Wherever a line holds the string "возникающих", copy that line.

* start *

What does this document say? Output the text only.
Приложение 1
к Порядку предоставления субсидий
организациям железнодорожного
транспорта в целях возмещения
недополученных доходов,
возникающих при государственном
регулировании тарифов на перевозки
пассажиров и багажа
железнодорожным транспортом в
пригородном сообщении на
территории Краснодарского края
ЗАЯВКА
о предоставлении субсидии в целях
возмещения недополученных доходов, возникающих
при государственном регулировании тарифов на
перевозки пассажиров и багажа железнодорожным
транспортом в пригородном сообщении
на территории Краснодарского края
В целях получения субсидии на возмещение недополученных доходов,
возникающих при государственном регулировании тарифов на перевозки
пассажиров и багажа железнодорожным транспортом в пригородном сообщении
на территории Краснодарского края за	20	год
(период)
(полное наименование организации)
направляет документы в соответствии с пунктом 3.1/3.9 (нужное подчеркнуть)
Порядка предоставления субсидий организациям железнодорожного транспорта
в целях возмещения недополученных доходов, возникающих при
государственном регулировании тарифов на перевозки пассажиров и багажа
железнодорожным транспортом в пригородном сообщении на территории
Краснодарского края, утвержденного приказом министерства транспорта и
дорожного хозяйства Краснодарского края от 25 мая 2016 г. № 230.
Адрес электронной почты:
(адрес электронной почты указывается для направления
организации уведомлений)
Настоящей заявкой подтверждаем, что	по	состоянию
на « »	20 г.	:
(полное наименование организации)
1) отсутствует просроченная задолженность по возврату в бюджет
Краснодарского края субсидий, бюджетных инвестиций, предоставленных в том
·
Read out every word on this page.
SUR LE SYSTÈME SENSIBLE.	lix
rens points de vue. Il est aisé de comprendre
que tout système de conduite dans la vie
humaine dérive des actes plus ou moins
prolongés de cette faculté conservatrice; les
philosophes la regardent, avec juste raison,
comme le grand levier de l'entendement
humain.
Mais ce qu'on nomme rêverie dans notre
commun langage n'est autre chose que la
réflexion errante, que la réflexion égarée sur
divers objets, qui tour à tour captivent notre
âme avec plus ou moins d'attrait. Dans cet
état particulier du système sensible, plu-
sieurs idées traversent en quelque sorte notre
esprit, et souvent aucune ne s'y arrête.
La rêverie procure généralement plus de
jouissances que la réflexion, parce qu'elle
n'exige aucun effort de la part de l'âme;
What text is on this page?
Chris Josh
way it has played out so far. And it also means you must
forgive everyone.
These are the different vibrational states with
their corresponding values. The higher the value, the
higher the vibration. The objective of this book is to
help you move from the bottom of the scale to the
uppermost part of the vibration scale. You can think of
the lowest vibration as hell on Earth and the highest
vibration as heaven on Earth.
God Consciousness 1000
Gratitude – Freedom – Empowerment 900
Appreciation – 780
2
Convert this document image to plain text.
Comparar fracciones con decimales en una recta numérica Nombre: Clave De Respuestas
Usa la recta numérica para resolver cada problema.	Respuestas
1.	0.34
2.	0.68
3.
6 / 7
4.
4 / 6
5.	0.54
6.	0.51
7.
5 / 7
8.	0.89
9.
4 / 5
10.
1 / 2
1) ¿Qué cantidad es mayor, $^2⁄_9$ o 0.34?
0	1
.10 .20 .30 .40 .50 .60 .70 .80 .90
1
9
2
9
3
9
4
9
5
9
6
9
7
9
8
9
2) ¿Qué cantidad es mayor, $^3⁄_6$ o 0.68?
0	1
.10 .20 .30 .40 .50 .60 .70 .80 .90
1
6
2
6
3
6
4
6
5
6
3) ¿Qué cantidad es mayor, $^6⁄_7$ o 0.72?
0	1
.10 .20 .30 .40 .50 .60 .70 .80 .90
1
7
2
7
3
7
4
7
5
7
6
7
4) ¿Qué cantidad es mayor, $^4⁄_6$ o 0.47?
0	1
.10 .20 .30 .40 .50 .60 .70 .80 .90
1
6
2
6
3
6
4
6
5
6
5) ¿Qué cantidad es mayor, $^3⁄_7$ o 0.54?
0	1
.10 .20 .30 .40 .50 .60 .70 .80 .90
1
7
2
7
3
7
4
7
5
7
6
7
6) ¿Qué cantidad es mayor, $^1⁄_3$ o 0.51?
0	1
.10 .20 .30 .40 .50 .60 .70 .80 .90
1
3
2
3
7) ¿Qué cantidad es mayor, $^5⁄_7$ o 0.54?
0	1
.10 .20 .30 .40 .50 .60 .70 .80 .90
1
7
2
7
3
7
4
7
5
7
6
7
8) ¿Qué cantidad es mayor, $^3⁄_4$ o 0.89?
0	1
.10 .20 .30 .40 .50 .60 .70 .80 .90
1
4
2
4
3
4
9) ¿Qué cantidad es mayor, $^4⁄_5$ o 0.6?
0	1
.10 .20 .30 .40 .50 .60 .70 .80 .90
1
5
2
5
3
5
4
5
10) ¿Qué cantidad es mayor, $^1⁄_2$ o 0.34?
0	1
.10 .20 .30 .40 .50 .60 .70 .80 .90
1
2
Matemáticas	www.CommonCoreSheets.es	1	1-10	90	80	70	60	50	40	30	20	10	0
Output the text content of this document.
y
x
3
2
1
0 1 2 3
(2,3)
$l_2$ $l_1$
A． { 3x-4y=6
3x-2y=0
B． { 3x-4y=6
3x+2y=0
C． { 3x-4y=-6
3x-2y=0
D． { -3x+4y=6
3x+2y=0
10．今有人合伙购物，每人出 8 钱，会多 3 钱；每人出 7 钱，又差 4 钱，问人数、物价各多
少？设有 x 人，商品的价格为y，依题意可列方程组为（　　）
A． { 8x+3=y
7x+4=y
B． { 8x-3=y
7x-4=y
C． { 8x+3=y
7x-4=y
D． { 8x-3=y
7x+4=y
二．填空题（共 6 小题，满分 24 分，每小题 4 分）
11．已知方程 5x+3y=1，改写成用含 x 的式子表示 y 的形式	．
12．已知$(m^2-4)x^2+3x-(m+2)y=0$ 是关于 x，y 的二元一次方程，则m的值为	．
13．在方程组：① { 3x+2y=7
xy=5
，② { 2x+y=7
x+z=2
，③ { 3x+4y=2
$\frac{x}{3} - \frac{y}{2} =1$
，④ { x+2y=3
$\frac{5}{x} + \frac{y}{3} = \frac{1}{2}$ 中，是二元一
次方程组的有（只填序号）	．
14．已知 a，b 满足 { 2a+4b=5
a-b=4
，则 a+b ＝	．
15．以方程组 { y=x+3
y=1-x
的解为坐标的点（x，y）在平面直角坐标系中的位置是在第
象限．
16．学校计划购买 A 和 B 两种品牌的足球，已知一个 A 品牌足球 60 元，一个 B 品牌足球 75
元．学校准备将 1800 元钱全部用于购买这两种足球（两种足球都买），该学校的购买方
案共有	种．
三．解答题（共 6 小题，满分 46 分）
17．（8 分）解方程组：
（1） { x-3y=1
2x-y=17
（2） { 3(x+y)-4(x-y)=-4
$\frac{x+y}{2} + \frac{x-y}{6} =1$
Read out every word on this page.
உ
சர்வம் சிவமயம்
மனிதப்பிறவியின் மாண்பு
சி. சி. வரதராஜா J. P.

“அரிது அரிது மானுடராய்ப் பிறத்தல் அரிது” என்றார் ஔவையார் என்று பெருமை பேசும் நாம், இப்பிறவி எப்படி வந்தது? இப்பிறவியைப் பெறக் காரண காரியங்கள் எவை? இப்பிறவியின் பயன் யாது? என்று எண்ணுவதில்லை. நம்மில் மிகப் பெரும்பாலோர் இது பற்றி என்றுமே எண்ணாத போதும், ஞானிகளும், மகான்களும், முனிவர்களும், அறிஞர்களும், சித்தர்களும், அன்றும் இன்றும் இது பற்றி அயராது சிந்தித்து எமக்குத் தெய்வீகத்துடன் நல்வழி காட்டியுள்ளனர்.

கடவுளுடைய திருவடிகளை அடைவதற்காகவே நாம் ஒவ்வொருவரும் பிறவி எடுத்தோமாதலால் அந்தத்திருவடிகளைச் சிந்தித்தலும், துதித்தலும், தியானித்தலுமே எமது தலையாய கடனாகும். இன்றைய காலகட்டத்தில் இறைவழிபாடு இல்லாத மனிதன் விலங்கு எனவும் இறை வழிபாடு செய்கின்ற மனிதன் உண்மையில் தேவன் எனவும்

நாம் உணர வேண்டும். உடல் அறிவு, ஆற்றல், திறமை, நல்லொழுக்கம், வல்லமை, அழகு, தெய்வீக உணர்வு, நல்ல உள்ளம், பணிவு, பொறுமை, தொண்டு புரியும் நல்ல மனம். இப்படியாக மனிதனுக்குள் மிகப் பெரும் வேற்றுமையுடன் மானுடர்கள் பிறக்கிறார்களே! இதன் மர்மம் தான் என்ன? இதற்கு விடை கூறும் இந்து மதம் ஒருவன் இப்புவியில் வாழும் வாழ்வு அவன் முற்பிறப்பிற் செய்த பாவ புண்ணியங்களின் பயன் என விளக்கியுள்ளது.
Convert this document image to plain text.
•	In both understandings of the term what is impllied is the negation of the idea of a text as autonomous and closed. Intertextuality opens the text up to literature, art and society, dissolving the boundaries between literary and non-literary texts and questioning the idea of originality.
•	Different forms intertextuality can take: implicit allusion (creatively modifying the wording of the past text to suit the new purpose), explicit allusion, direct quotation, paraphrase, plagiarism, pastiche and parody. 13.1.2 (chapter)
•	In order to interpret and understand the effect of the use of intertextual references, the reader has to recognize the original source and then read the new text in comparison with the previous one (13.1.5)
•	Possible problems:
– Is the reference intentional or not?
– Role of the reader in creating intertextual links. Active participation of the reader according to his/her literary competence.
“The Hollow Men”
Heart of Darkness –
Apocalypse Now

* end *

**EXPECTED ANSWER**:
возникающих при государственном
возмещения недополученных доходов, возникающих
возникающих при государственном регулировании тарифов на перевозки
в целях возмещения недополученных доходов, возникающих при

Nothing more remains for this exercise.